> [Records that describe figures]
--- START ---
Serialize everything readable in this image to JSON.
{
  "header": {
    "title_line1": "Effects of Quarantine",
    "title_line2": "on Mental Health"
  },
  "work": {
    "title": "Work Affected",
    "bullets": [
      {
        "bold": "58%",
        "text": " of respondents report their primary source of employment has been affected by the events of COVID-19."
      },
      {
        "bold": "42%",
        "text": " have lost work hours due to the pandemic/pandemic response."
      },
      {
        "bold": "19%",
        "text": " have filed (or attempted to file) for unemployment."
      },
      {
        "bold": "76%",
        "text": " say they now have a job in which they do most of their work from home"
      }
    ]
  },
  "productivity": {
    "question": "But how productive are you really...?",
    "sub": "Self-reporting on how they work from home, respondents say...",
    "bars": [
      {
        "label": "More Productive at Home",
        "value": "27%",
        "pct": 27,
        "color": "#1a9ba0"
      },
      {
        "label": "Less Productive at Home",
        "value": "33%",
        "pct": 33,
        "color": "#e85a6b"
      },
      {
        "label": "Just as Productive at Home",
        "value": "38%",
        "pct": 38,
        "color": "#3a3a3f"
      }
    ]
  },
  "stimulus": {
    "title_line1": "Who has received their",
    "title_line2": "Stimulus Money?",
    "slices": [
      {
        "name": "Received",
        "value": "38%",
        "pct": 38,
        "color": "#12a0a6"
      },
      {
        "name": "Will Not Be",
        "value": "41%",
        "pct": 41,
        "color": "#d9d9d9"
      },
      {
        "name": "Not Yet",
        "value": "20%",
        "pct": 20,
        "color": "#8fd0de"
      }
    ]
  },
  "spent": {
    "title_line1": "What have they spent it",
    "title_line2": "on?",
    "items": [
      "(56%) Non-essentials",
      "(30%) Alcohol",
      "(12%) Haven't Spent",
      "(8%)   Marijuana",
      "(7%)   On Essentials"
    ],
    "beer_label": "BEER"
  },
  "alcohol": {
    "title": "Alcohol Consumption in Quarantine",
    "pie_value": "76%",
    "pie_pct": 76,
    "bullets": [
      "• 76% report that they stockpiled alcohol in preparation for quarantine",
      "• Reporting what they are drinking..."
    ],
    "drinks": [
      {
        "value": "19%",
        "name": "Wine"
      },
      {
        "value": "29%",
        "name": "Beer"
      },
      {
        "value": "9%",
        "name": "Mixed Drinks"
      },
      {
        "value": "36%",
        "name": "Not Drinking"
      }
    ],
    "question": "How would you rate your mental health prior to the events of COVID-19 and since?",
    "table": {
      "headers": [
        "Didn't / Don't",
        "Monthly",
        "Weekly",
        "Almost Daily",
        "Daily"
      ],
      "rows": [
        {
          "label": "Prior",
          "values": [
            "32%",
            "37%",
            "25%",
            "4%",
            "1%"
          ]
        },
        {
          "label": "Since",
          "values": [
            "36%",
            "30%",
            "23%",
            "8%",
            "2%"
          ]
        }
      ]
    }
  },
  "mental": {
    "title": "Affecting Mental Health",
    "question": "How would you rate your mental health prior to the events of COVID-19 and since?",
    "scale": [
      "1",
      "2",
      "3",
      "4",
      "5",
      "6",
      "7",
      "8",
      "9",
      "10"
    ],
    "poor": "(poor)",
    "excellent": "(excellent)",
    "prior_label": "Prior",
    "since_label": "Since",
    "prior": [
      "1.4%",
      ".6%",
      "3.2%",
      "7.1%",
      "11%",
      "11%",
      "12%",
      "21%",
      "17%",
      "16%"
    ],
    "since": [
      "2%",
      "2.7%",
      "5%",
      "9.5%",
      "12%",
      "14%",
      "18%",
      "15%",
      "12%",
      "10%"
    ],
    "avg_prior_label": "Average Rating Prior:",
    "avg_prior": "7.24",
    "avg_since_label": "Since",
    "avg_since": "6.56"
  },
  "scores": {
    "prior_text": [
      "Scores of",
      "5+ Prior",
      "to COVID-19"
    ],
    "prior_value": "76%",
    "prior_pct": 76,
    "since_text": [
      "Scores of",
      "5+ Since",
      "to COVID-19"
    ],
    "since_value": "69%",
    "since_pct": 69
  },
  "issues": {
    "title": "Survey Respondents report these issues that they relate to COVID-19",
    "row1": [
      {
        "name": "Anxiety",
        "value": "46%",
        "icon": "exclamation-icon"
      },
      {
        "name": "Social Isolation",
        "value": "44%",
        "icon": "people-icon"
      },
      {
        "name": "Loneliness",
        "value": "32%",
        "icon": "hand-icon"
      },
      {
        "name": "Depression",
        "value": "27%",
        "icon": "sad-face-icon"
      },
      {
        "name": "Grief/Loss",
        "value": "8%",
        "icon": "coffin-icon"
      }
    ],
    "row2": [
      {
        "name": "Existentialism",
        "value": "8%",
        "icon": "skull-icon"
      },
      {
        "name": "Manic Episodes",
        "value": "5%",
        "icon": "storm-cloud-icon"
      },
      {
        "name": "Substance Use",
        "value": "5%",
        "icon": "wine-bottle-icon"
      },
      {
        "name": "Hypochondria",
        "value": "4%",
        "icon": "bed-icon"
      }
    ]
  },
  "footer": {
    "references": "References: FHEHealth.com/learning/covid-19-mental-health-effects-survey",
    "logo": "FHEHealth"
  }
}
--- END ---
> [WRITTEN TASK] Repeat the records above exactly, leaving none out.

> [THE SOLUTION]
Serialize everything readable in this image to JSON.
{
  "header": {
    "title_line1": "Effects of Quarantine",
    "title_line2": "on Mental Health"
  },
  "work": {
    "title": "Work Affected",
    "bullets": [
      {
        "bold": "58%",
        "text": " of respondents report their primary source of employment has been affected by the events of COVID-19."
      },
      {
        "bold": "42%",
        "text": " have lost work hours due to the pandemic/pandemic response."
      },
      {
        "bold": "19%",
        "text": " have filed (or attempted to file) for unemployment."
      },
      {
        "bold": "76%",
        "text": " say they now have a job in which they do most of their work from home"
      }
    ]
  },
  "productivity": {
    "question": "But how productive are you really...?",
    "sub": "Self-reporting on how they work from home, respondents say...",
    "bars": [
      {
        "label": "More Productive at Home",
        "value": "27%",
        "pct": 27,
        "color": "#1a9ba0"
      },
      {
        "label": "Less Productive at Home",
        "value": "33%",
        "pct": 33,
        "color": "#e85a6b"
      },
      {
        "label": "Just as Productive at Home",
        "value": "38%",
        "pct": 38,
        "color": "#3a3a3f"
      }
    ]
  },
  "stimulus": {
    "title_line1": "Who has received their",
    "title_line2": "Stimulus Money?",
    "slices": [
      {
        "name": "Received",
        "value": "38%",
        "pct": 38,
        "color": "#12a0a6"
      },
      {
        "name": "Will Not Be",
        "value": "41%",
        "pct": 41,
        "color": "#d9d9d9"
      },
      {
        "name": "Not Yet",
        "value": "20%",
        "pct": 20,
        "color": "#8fd0de"
      }
    ]
  },
  "spent": {
    "title_line1": "What have they spent it",
    "title_line2": "on?",
    "items": [
      "(56%) Non-essentials",
      "(30%) Alcohol",
      "(12%) Haven't Spent",
      "(8%)   Marijuana",
      "(7%)   On Essentials"
    ],
    "beer_label": "BEER"
  },
  "alcohol": {
    "title": "Alcohol Consumption in Quarantine",
    "pie_value": "76%",
    "pie_pct": 76,
    "bullets": [
      "• 76% report that they stockpiled alcohol in preparation for quarantine",
      "• Reporting what they are drinking..."
    ],
    "drinks": [
      {
        "value": "19%",
        "name": "Wine"
      },
      {
        "value": "29%",
        "name": "Beer"
      },
      {
        "value": "9%",
        "name": "Mixed Drinks"
      },
      {
        "value": "36%",
        "name": "Not Drinking"
      }
    ],
    "question": "How would you rate your mental health prior to the events of COVID-19 and since?",
    "table": {
      "headers": [
        "Didn't / Don't",
        "Monthly",
        "Weekly",
        "Almost Daily",
        "Daily"
      ],
      "rows": [
        {
          "label": "Prior",
          "values": [
            "32%",
            "37%",
            "25%",
            "4%",
            "1%"
          ]
        },
        {
          "label": "Since",
          "values": [
            "36%",
            "30%",
            "23%",
            "8%",
            "2%"
          ]
        }
      ]
    }
  },
  "mental": {
    "title": "Affecting Mental Health",
    "question": "How would you rate your mental health prior to the events of COVID-19 and since?",
    "scale": [
      "1",
      "2",
      "3",
      "4",
      "5",
      "6",
      "7",
      "8",
      "9",
      "10"
    ],
    "poor": "(poor)",
    "excellent": "(excellent)",
    "prior_label": "Prior",
    "since_label": "Since",
    "prior": [
      "1.4%",
      ".6%",
      "3.2%",
      "7.1%",
      "11%",
      "11%",
      "12%",
      "21%",
      "17%",
      "16%"
    ],
    "since": [
      "2%",
      "2.7%",
      "5%",
      "9.5%",
      "12%",
      "14%",
      "18%",
      "15%",
      "12%",
      "10%"
    ],
    "avg_prior_label": "Average Rating Prior:",
    "avg_prior": "7.24",
    "avg_since_label": "Since",
    "avg_since": "6.56"
  },
  "scores": {
    "prior_text": [
      "Scores of",
      "5+ Prior",
      "to COVID-19"
    ],
    "prior_value": "76%",
    "prior_pct": 76,
    "since_text": [
      "Scores of",
      "5+ Since",
      "to COVID-19"
    ],
    "since_value": "69%",
    "since_pct": 69
  },
  "issues": {
    "title": "Survey Respondents report these issues that they relate to COVID-19",
    "row1": [
      {
        "name": "Anxiety",
        "value": "46%",
        "icon": "exclamation-icon"
      },
      {
        "name": "Social Isolation",
        "value": "44%",
        "icon": "people-icon"
      },
      {
        "name": "Loneliness",
        "value": "32%",
        "icon": "hand-icon"
      },
      {
        "name": "Depression",
        "value": "27%",
        "icon": "sad-face-icon"
      },
      {
        "name": "Grief/Loss",
        "value": "8%",
        "icon": "coffin-icon"
      }
    ],
    "row2": [
      {
        "name": "Existentialism",
        "value": "8%",
        "icon": "skull-icon"
      },
      {
        "name": "Manic Episodes",
        "value": "5%",
        "icon": "storm-cloud-icon"
      },
      {
        "name": "Substance Use",
        "value": "5%",
        "icon": "wine-bottle-icon"
      },
      {
        "name": "Hypochondria",
        "value": "4%",
        "icon": "bed-icon"
      }
    ]
  },
  "footer": {
    "references": "References: FHEHealth.com/learning/covid-19-mental-health-effects-survey",
    "logo": "FHEHealth"
  }
}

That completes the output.